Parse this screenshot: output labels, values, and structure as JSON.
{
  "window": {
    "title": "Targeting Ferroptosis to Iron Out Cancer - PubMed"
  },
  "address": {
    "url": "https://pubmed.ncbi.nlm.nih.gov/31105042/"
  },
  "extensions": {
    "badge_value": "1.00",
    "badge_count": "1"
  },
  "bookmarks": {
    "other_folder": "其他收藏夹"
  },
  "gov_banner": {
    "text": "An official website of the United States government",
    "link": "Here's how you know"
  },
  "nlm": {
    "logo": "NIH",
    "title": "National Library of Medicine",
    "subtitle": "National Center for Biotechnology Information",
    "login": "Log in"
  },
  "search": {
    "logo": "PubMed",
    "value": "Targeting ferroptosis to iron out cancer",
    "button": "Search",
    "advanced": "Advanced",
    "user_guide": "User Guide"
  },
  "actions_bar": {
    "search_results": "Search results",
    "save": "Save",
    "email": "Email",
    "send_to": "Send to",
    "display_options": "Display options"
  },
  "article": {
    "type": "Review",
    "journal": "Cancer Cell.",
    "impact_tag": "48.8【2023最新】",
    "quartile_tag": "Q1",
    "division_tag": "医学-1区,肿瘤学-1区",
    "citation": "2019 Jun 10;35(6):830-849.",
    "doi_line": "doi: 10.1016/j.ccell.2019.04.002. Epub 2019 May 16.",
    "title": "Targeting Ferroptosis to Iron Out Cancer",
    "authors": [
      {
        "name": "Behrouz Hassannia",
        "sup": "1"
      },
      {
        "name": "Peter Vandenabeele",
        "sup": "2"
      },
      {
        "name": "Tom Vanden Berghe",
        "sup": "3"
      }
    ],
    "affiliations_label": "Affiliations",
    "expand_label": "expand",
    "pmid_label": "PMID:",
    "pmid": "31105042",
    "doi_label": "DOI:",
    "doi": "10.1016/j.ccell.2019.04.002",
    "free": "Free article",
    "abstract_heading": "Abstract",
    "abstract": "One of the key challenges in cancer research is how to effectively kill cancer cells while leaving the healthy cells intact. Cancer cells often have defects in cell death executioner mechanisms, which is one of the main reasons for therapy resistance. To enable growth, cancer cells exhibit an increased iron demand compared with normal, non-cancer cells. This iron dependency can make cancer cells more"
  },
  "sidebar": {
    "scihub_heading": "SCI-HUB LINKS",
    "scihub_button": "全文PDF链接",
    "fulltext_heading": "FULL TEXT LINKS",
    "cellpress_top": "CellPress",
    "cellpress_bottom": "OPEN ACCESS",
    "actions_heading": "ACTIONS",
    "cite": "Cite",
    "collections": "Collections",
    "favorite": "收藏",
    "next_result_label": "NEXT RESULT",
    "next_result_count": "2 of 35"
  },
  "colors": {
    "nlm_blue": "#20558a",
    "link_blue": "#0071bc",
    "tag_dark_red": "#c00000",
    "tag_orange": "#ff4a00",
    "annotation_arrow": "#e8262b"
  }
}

§ §

TASK ITEM> Nothing in the records should be left out; write all of them out again exactly.

RESPONSE BELOW>
Parse this screenshot: output labels, values, and structure as JSON.
{
  "window": {
    "title": "Targeting Ferroptosis to Iron Out Cancer - PubMed"
  },
  "address": {
    "url": "https://pubmed.ncbi.nlm.nih.gov/31105042/"
  },
  "extensions": {
    "badge_value": "1.00",
    "badge_count": "1"
  },
  "bookmarks": {
    "other_folder": "其他收藏夹"
  },
  "gov_banner": {
    "text": "An official website of the United States government",
    "link": "Here's how you know"
  },
  "nlm": {
    "logo": "NIH",
    "title": "National Library of Medicine",
    "subtitle": "National Center for Biotechnology Information",
    "login": "Log in"
  },
  "search": {
    "logo": "PubMed",
    "value": "Targeting ferroptosis to iron out cancer",
    "button": "Search",
    "advanced": "Advanced",
    "user_guide": "User Guide"
  },
  "actions_bar": {
    "search_results": "Search results",
    "save": "Save",
    "email": "Email",
    "send_to": "Send to",
    "display_options": "Display options"
  },
  "article": {
    "type": "Review",
    "journal": "Cancer Cell.",
    "impact_tag": "48.8【2023最新】",
    "quartile_tag": "Q1",
    "division_tag": "医学-1区,肿瘤学-1区",
    "citation": "2019 Jun 10;35(6):830-849.",
    "doi_line": "doi: 10.1016/j.ccell.2019.04.002. Epub 2019 May 16.",
    "title": "Targeting Ferroptosis to Iron Out Cancer",
    "authors": [
      {
        "name": "Behrouz Hassannia",
        "sup": "1"
      },
      {
        "name": "Peter Vandenabeele",
        "sup": "2"
      },
      {
        "name": "Tom Vanden Berghe",
        "sup": "3"
      }
    ],
    "affiliations_label": "Affiliations",
    "expand_label": "expand",
    "pmid_label": "PMID:",
    "pmid": "31105042",
    "doi_label": "DOI:",
    "doi": "10.1016/j.ccell.2019.04.002",
    "free": "Free article",
    "abstract_heading": "Abstract",
    "abstract": "One of the key challenges in cancer research is how to effectively kill cancer cells while leaving the healthy cells intact. Cancer cells often have defects in cell death executioner mechanisms, which is one of the main reasons for therapy resistance. To enable growth, cancer cells exhibit an increased iron demand compared with normal, non-cancer cells. This iron dependency can make cancer cells more"
  },
  "sidebar": {
    "scihub_heading": "SCI-HUB LINKS",
    "scihub_button": "全文PDF链接",
    "fulltext_heading": "FULL TEXT LINKS",
    "cellpress_top": "CellPress",
    "cellpress_bottom": "OPEN ACCESS",
    "actions_heading": "ACTIONS",
    "cite": "Cite",
    "collections": "Collections",
    "favorite": "收藏",
    "next_result_label": "NEXT RESULT",
    "next_result_count": "2 of 35"
  },
  "colors": {
    "nlm_blue": "#20558a",
    "link_blue": "#0071bc",
    "tag_dark_red": "#c00000",
    "tag_orange": "#ff4a00",
    "annotation_arrow": "#e8262b"
  }
}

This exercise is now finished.